Verbatim reproduction of the entries is required; images must be omitted.

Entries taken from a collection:
>>
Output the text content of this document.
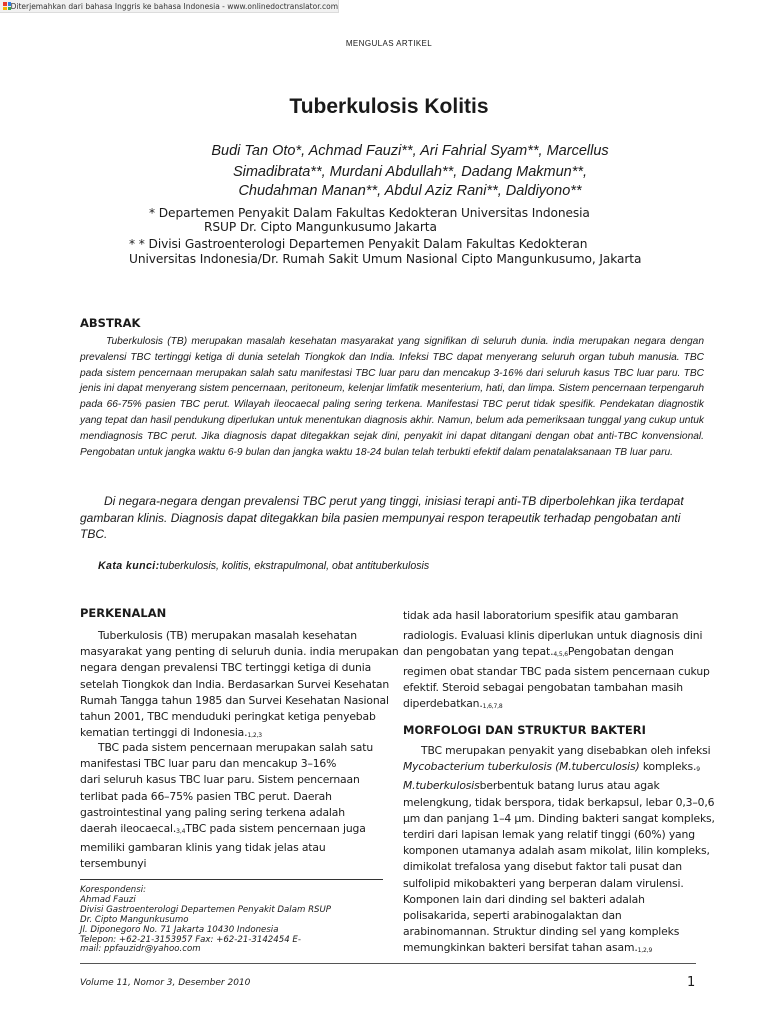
Diterjemahkan dari bahasa Inggris ke bahasa Indonesia - www.onlinedoctranslator.com
MENGULAS ARTIKEL
Tuberkulosis Kolitis
Budi Tan Oto*, Achmad Fauzi**, Ari Fahrial Syam**, Marcellus
Simadibrata**, Murdani Abdullah**, Dadang Makmun**,
Chudahman Manan**, Abdul Aziz Rani**, Daldiyono**
* Departemen Penyakit Dalam Fakultas Kedokteran Universitas Indonesia
RSUP Dr. Cipto Mangunkusumo Jakarta
* * Divisi Gastroenterologi Departemen Penyakit Dalam Fakultas Kedokteran
Universitas Indonesia/Dr. Rumah Sakit Umum Nasional Cipto Mangunkusumo, Jakarta
ABSTRAK

Tuberkulosis (TB) merupakan masalah kesehatan masyarakat yang signifikan di seluruh dunia. india merupakan negara dengan prevalensi TBC tertinggi ketiga di dunia setelah Tiongkok dan India. Infeksi TBC dapat menyerang seluruh organ tubuh manusia. TBC pada sistem pencernaan merupakan salah satu manifestasi TBC luar paru dan mencakup 3-16% dari seluruh kasus TBC luar paru. TBC jenis ini dapat menyerang sistem pencernaan, peritoneum, kelenjar limfatik mesenterium, hati, dan limpa. Sistem pencernaan terpengaruh pada 66-75% pasien TBC perut. Wilayah ileocaecal paling sering terkena. Manifestasi TBC perut tidak spesifik. Pendekatan diagnostik yang tepat dan hasil pendukung diperlukan untuk menentukan diagnosis akhir. Namun, belum ada pemeriksaan tunggal yang cukup untuk mendiagnosis TBC perut. Jika diagnosis dapat ditegakkan sejak dini, penyakit ini dapat ditangani dengan obat anti-TBC konvensional. Pengobatan untuk jangka waktu 6-9 bulan dan jangka waktu 18-24 bulan telah terbukti efektif dalam penatalaksanaan TB luar paru.

Di negara-negara dengan prevalensi TBC perut yang tinggi, inisiasi terapi anti-TB diperbolehkan jika terdapat gambaran klinis. Diagnosis dapat ditegakkan bila pasien mempunyai respon terapeutik terhadap pengobatan anti TBC.

Kata kunci:tuberkulosis, kolitis, ekstrapulmonal, obat antituberkulosis
PERKENALAN
Tuberkulosis (TB) merupakan masalah kesehatan
masyarakat yang penting di seluruh dunia. india merupakan
negara dengan prevalensi TBC tertinggi ketiga di dunia
setelah Tiongkok dan India. Berdasarkan Survei Kesehatan
Rumah Tangga tahun 1985 dan Survei Kesehatan Nasional
tahun 2001, TBC menduduki peringkat ketiga penyebab
kematian tertinggi di Indonesia.1,2,3
TBC pada sistem pencernaan merupakan salah satu
manifestasi TBC luar paru dan mencakup 3–16%
dari seluruh kasus TBC luar paru. Sistem pencernaan
terlibat pada 66–75% pasien TBC perut. Daerah
gastrointestinal yang paling sering terkena adalah
daerah ileocaecal.3,4TBC pada sistem pencernaan juga
memiliki gambaran klinis yang tidak jelas atau
tersembunyi
tidak ada hasil laboratorium spesifik atau gambaran
radiologis. Evaluasi klinis diperlukan untuk diagnosis dini
dan pengobatan yang tepat.4,5,6Pengobatan dengan
regimen obat standar TBC pada sistem pencernaan cukup
efektif. Steroid sebagai pengobatan tambahan masih
diperdebatkan.1,6,7,8
MORFOLOGI DAN STRUKTUR BAKTERI
TBC merupakan penyakit yang disebabkan oleh infeksi
Mycobacterium tuberkulosis (M.tuberculosis) kompleks.9
M.tuberkulosisberbentuk batang lurus atau agak
melengkung, tidak berspora, tidak berkapsul, lebar 0,3–0,6
μm dan panjang 1–4 μm. Dinding bakteri sangat kompleks,
terdiri dari lapisan lemak yang relatif tinggi (60%) yang
komponen utamanya adalah asam mikolat, lilin kompleks,
dimikolat trefalosa yang disebut faktor tali pusat dan
sulfolipid mikobakteri yang berperan dalam virulensi.
Komponen lain dari dinding sel bakteri adalah
polisakarida, seperti arabinogalaktan dan
arabinomannan. Struktur dinding sel yang kompleks
memungkinkan bakteri bersifat tahan asam.1,2,9
Korespondensi:
Ahmad Fauzi
Divisi Gastroenterologi Departemen Penyakit Dalam RSUP
Dr. Cipto Mangunkusumo
Jl. Diponegoro No. 71 Jakarta 10430 Indonesia
Telepon: +62-21-3153957 Fax: +62-21-3142454 E-
mail: ppfauzidr@yahoo.com
Volume 11, Nomor 3, Desember 2010	1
<<
▸ **EXERCISE OUTPUT**
Output the text content of this document.
Diterjemahkan dari bahasa Inggris ke bahasa Indonesia - www.onlinedoctranslator.com
MENGULAS ARTIKEL
Tuberkulosis Kolitis
Budi Tan Oto*, Achmad Fauzi**, Ari Fahrial Syam**, Marcellus
Simadibrata**, Murdani Abdullah**, Dadang Makmun**,
Chudahman Manan**, Abdul Aziz Rani**, Daldiyono**
* Departemen Penyakit Dalam Fakultas Kedokteran Universitas Indonesia
RSUP Dr. Cipto Mangunkusumo Jakarta
* * Divisi Gastroenterologi Departemen Penyakit Dalam Fakultas Kedokteran
Universitas Indonesia/Dr. Rumah Sakit Umum Nasional Cipto Mangunkusumo, Jakarta
ABSTRAK

Tuberkulosis (TB) merupakan masalah kesehatan masyarakat yang signifikan di seluruh dunia. india merupakan negara dengan prevalensi TBC tertinggi ketiga di dunia setelah Tiongkok dan India. Infeksi TBC dapat menyerang seluruh organ tubuh manusia. TBC pada sistem pencernaan merupakan salah satu manifestasi TBC luar paru dan mencakup 3-16% dari seluruh kasus TBC luar paru. TBC jenis ini dapat menyerang sistem pencernaan, peritoneum, kelenjar limfatik mesenterium, hati, dan limpa. Sistem pencernaan terpengaruh pada 66-75% pasien TBC perut. Wilayah ileocaecal paling sering terkena. Manifestasi TBC perut tidak spesifik. Pendekatan diagnostik yang tepat dan hasil pendukung diperlukan untuk menentukan diagnosis akhir. Namun, belum ada pemeriksaan tunggal yang cukup untuk mendiagnosis TBC perut. Jika diagnosis dapat ditegakkan sejak dini, penyakit ini dapat ditangani dengan obat anti-TBC konvensional. Pengobatan untuk jangka waktu 6-9 bulan dan jangka waktu 18-24 bulan telah terbukti efektif dalam penatalaksanaan TB luar paru.

Di negara-negara dengan prevalensi TBC perut yang tinggi, inisiasi terapi anti-TB diperbolehkan jika terdapat gambaran klinis. Diagnosis dapat ditegakkan bila pasien mempunyai respon terapeutik terhadap pengobatan anti TBC.

Kata kunci:tuberkulosis, kolitis, ekstrapulmonal, obat antituberkulosis
PERKENALAN
Tuberkulosis (TB) merupakan masalah kesehatan
masyarakat yang penting di seluruh dunia. india merupakan
negara dengan prevalensi TBC tertinggi ketiga di dunia
setelah Tiongkok dan India. Berdasarkan Survei Kesehatan
Rumah Tangga tahun 1985 dan Survei Kesehatan Nasional
tahun 2001, TBC menduduki peringkat ketiga penyebab
kematian tertinggi di Indonesia.1,2,3
TBC pada sistem pencernaan merupakan salah satu
manifestasi TBC luar paru dan mencakup 3–16%
dari seluruh kasus TBC luar paru. Sistem pencernaan
terlibat pada 66–75% pasien TBC perut. Daerah
gastrointestinal yang paling sering terkena adalah
daerah ileocaecal.3,4TBC pada sistem pencernaan juga
memiliki gambaran klinis yang tidak jelas atau
tersembunyi
tidak ada hasil laboratorium spesifik atau gambaran
radiologis. Evaluasi klinis diperlukan untuk diagnosis dini
dan pengobatan yang tepat.4,5,6Pengobatan dengan
regimen obat standar TBC pada sistem pencernaan cukup
efektif. Steroid sebagai pengobatan tambahan masih
diperdebatkan.1,6,7,8
MORFOLOGI DAN STRUKTUR BAKTERI
TBC merupakan penyakit yang disebabkan oleh infeksi
Mycobacterium tuberkulosis (M.tuberculosis) kompleks.9
M.tuberkulosisberbentuk batang lurus atau agak
melengkung, tidak berspora, tidak berkapsul, lebar 0,3–0,6
μm dan panjang 1–4 μm. Dinding bakteri sangat kompleks,
terdiri dari lapisan lemak yang relatif tinggi (60%) yang
komponen utamanya adalah asam mikolat, lilin kompleks,
dimikolat trefalosa yang disebut faktor tali pusat dan
sulfolipid mikobakteri yang berperan dalam virulensi.
Komponen lain dari dinding sel bakteri adalah
polisakarida, seperti arabinogalaktan dan
arabinomannan. Struktur dinding sel yang kompleks
memungkinkan bakteri bersifat tahan asam.1,2,9
Korespondensi:
Ahmad Fauzi
Divisi Gastroenterologi Departemen Penyakit Dalam RSUP
Dr. Cipto Mangunkusumo
Jl. Diponegoro No. 71 Jakarta 10430 Indonesia
Telepon: +62-21-3153957 Fax: +62-21-3142454 E-
mail: ppfauzidr@yahoo.com
Volume 11, Nomor 3, Desember 2010	1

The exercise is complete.